**DATA ROWS**:

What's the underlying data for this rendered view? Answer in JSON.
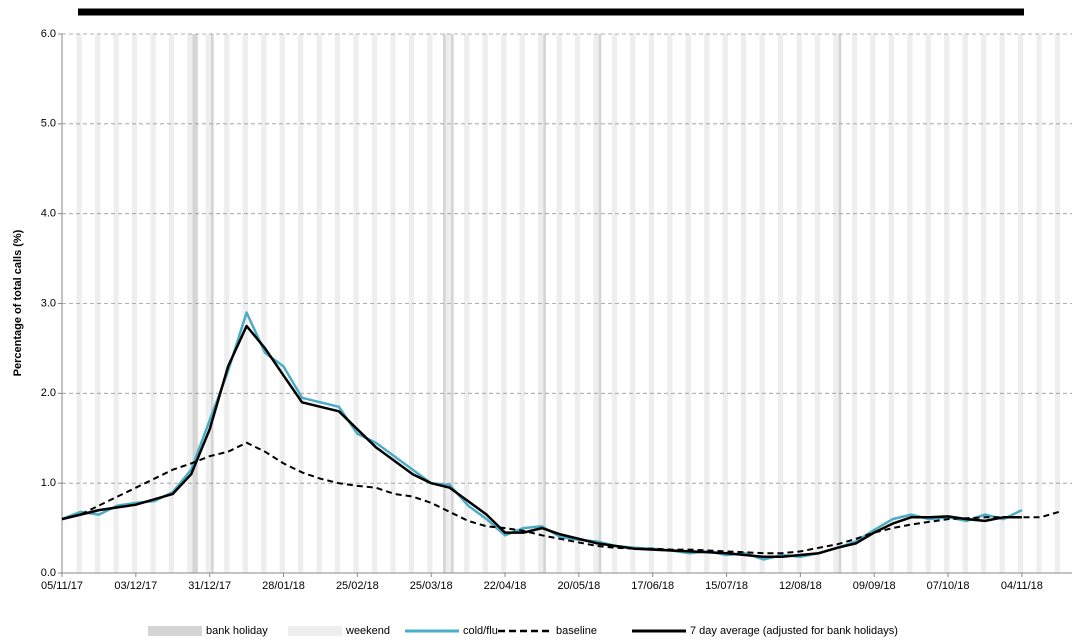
{
  "chart_data": {
    "type": "line",
    "y_label": "Percentage of total calls (%)",
    "x": [
      "05/11/17",
      "12/11/17",
      "19/11/17",
      "26/11/17",
      "03/12/17",
      "10/12/17",
      "17/12/17",
      "24/12/17",
      "31/12/17",
      "07/01/18",
      "14/01/18",
      "21/01/18",
      "28/01/18",
      "04/02/18",
      "11/02/18",
      "18/02/18",
      "25/02/18",
      "04/03/18",
      "11/03/18",
      "18/03/18",
      "25/03/18",
      "01/04/18",
      "08/04/18",
      "15/04/18",
      "22/04/18",
      "29/04/18",
      "06/05/18",
      "13/05/18",
      "20/05/18",
      "27/05/18",
      "03/06/18",
      "10/06/18",
      "17/06/18",
      "24/06/18",
      "01/07/18",
      "08/07/18",
      "15/07/18",
      "22/07/18",
      "29/07/18",
      "05/08/18",
      "12/08/18",
      "19/08/18",
      "26/08/18",
      "02/09/18",
      "09/09/18",
      "16/09/18",
      "23/09/18",
      "30/09/18",
      "07/10/18",
      "14/10/18",
      "21/10/18",
      "28/10/18",
      "04/11/18",
      "11/11/18",
      "18/11/18"
    ],
    "xlim": [
      "05/11/17",
      "23/11/18"
    ],
    "xticks": [
      "05/11/17",
      "03/12/17",
      "31/12/17",
      "28/01/18",
      "25/02/18",
      "25/03/18",
      "22/04/18",
      "20/05/18",
      "17/06/18",
      "15/07/18",
      "12/08/18",
      "09/09/18",
      "07/10/18",
      "04/11/18"
    ],
    "ylim": [
      0,
      6
    ],
    "yticks": [
      {
        "value": 0,
        "label": "0.0"
      },
      {
        "value": 1,
        "label": "1.0"
      },
      {
        "value": 2,
        "label": "2.0"
      },
      {
        "value": 3,
        "label": "3.0"
      },
      {
        "value": 4,
        "label": "4.0"
      },
      {
        "value": 5,
        "label": "5.0"
      },
      {
        "value": 6,
        "label": "6.0"
      }
    ],
    "grid": true,
    "bank_holiday_label": "bank holiday",
    "bank_holiday_color": "#d4d4d4",
    "bank_holidays": [
      "25/12/17",
      "26/12/17",
      "01/01/18",
      "30/03/18",
      "02/04/18",
      "07/05/18",
      "28/05/18",
      "27/08/18"
    ],
    "weekend_label": "weekend",
    "weekend_color": "#eeeeee",
    "series": [
      {
        "name": "cold/flu",
        "color": "#4bacc6",
        "dash": false,
        "width": 2.5,
        "values": [
          0.6,
          0.68,
          0.65,
          0.75,
          0.78,
          0.8,
          0.9,
          1.15,
          1.7,
          2.25,
          2.9,
          2.45,
          2.3,
          1.95,
          1.9,
          1.85,
          1.55,
          1.45,
          1.3,
          1.15,
          1.0,
          0.98,
          0.75,
          0.6,
          0.42,
          0.5,
          0.52,
          0.4,
          0.37,
          0.35,
          0.3,
          0.28,
          0.27,
          0.25,
          0.22,
          0.24,
          0.2,
          0.22,
          0.15,
          0.2,
          0.18,
          0.22,
          0.28,
          0.35,
          0.48,
          0.6,
          0.65,
          0.6,
          0.62,
          0.58,
          0.65,
          0.6,
          0.7,
          null,
          null
        ]
      },
      {
        "name": "baseline",
        "color": "#000000",
        "dash": true,
        "width": 2,
        "values": [
          0.6,
          0.65,
          0.75,
          0.85,
          0.95,
          1.05,
          1.15,
          1.22,
          1.3,
          1.35,
          1.45,
          1.35,
          1.22,
          1.12,
          1.05,
          1.0,
          0.97,
          0.95,
          0.88,
          0.85,
          0.78,
          0.68,
          0.58,
          0.52,
          0.5,
          0.47,
          0.42,
          0.38,
          0.34,
          0.3,
          0.28,
          0.27,
          0.27,
          0.26,
          0.26,
          0.25,
          0.24,
          0.23,
          0.22,
          0.22,
          0.24,
          0.28,
          0.32,
          0.38,
          0.45,
          0.5,
          0.54,
          0.57,
          0.6,
          0.61,
          0.62,
          0.62,
          0.62,
          0.62,
          0.68
        ]
      },
      {
        "name": "7 day average (adjusted for bank holidays)",
        "color": "#000000",
        "dash": false,
        "width": 2.5,
        "values": [
          0.6,
          0.65,
          0.7,
          0.73,
          0.76,
          0.82,
          0.88,
          1.1,
          1.6,
          2.3,
          2.75,
          2.5,
          2.2,
          1.9,
          1.85,
          1.8,
          1.6,
          1.4,
          1.25,
          1.1,
          1.0,
          0.95,
          0.8,
          0.65,
          0.45,
          0.45,
          0.5,
          0.43,
          0.38,
          0.33,
          0.3,
          0.27,
          0.26,
          0.25,
          0.24,
          0.23,
          0.22,
          0.2,
          0.18,
          0.18,
          0.2,
          0.22,
          0.28,
          0.33,
          0.45,
          0.55,
          0.62,
          0.62,
          0.63,
          0.6,
          0.58,
          0.62,
          0.62,
          null,
          null
        ]
      }
    ]
  }
}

**SHORT EXERCISE**:
Output the full set of records above without changing a word, and drop the images.

**EXERCISE RESPONSE**:
What's the underlying data for this rendered view? Answer in JSON.
{
  "chart_data": {
    "type": "line",
    "y_label": "Percentage of total calls (%)",
    "x": [
      "05/11/17",
      "12/11/17",
      "19/11/17",
      "26/11/17",
      "03/12/17",
      "10/12/17",
      "17/12/17",
      "24/12/17",
      "31/12/17",
      "07/01/18",
      "14/01/18",
      "21/01/18",
      "28/01/18",
      "04/02/18",
      "11/02/18",
      "18/02/18",
      "25/02/18",
      "04/03/18",
      "11/03/18",
      "18/03/18",
      "25/03/18",
      "01/04/18",
      "08/04/18",
      "15/04/18",
      "22/04/18",
      "29/04/18",
      "06/05/18",
      "13/05/18",
      "20/05/18",
      "27/05/18",
      "03/06/18",
      "10/06/18",
      "17/06/18",
      "24/06/18",
      "01/07/18",
      "08/07/18",
      "15/07/18",
      "22/07/18",
      "29/07/18",
      "05/08/18",
      "12/08/18",
      "19/08/18",
      "26/08/18",
      "02/09/18",
      "09/09/18",
      "16/09/18",
      "23/09/18",
      "30/09/18",
      "07/10/18",
      "14/10/18",
      "21/10/18",
      "28/10/18",
      "04/11/18",
      "11/11/18",
      "18/11/18"
    ],
    "xlim": [
      "05/11/17",
      "23/11/18"
    ],
    "xticks": [
      "05/11/17",
      "03/12/17",
      "31/12/17",
      "28/01/18",
      "25/02/18",
      "25/03/18",
      "22/04/18",
      "20/05/18",
      "17/06/18",
      "15/07/18",
      "12/08/18",
      "09/09/18",
      "07/10/18",
      "04/11/18"
    ],
    "ylim": [
      0,
      6
    ],
    "yticks": [
      {
        "value": 0,
        "label": "0.0"
      },
      {
        "value": 1,
        "label": "1.0"
      },
      {
        "value": 2,
        "label": "2.0"
      },
      {
        "value": 3,
        "label": "3.0"
      },
      {
        "value": 4,
        "label": "4.0"
      },
      {
        "value": 5,
        "label": "5.0"
      },
      {
        "value": 6,
        "label": "6.0"
      }
    ],
    "grid": true,
    "bank_holiday_label": "bank holiday",
    "bank_holiday_color": "#d4d4d4",
    "bank_holidays": [
      "25/12/17",
      "26/12/17",
      "01/01/18",
      "30/03/18",
      "02/04/18",
      "07/05/18",
      "28/05/18",
      "27/08/18"
    ],
    "weekend_label": "weekend",
    "weekend_color": "#eeeeee",
    "series": [
      {
        "name": "cold/flu",
        "color": "#4bacc6",
        "dash": false,
        "width": 2.5,
        "values": [
          0.6,
          0.68,
          0.65,
          0.75,
          0.78,
          0.8,
          0.9,
          1.15,
          1.7,
          2.25,
          2.9,
          2.45,
          2.3,
          1.95,
          1.9,
          1.85,
          1.55,
          1.45,
          1.3,
          1.15,
          1.0,
          0.98,
          0.75,
          0.6,
          0.42,
          0.5,
          0.52,
          0.4,
          0.37,
          0.35,
          0.3,
          0.28,
          0.27,
          0.25,
          0.22,
          0.24,
          0.2,
          0.22,
          0.15,
          0.2,
          0.18,
          0.22,
          0.28,
          0.35,
          0.48,
          0.6,
          0.65,
          0.6,
          0.62,
          0.58,
          0.65,
          0.6,
          0.7,
          null,
          null
        ]
      },
      {
        "name": "baseline",
        "color": "#000000",
        "dash": true,
        "width": 2,
        "values": [
          0.6,
          0.65,
          0.75,
          0.85,
          0.95,
          1.05,
          1.15,
          1.22,
          1.3,
          1.35,
          1.45,
          1.35,
          1.22,
          1.12,
          1.05,
          1.0,
          0.97,
          0.95,
          0.88,
          0.85,
          0.78,
          0.68,
          0.58,
          0.52,
          0.5,
          0.47,
          0.42,
          0.38,
          0.34,
          0.3,
          0.28,
          0.27,
          0.27,
          0.26,
          0.26,
          0.25,
          0.24,
          0.23,
          0.22,
          0.22,
          0.24,
          0.28,
          0.32,
          0.38,
          0.45,
          0.5,
          0.54,
          0.57,
          0.6,
          0.61,
          0.62,
          0.62,
          0.62,
          0.62,
          0.68
        ]
      },
      {
        "name": "7 day average (adjusted for bank holidays)",
        "color": "#000000",
        "dash": false,
        "width": 2.5,
        "values": [
          0.6,
          0.65,
          0.7,
          0.73,
          0.76,
          0.82,
          0.88,
          1.1,
          1.6,
          2.3,
          2.75,
          2.5,
          2.2,
          1.9,
          1.85,
          1.8,
          1.6,
          1.4,
          1.25,
          1.1,
          1.0,
          0.95,
          0.8,
          0.65,
          0.45,
          0.45,
          0.5,
          0.43,
          0.38,
          0.33,
          0.3,
          0.27,
          0.26,
          0.25,
          0.24,
          0.23,
          0.22,
          0.2,
          0.18,
          0.18,
          0.2,
          0.22,
          0.28,
          0.33,
          0.45,
          0.55,
          0.62,
          0.62,
          0.63,
          0.6,
          0.58,
          0.62,
          0.62,
          null,
          null
        ]
      }
    ]
  }
}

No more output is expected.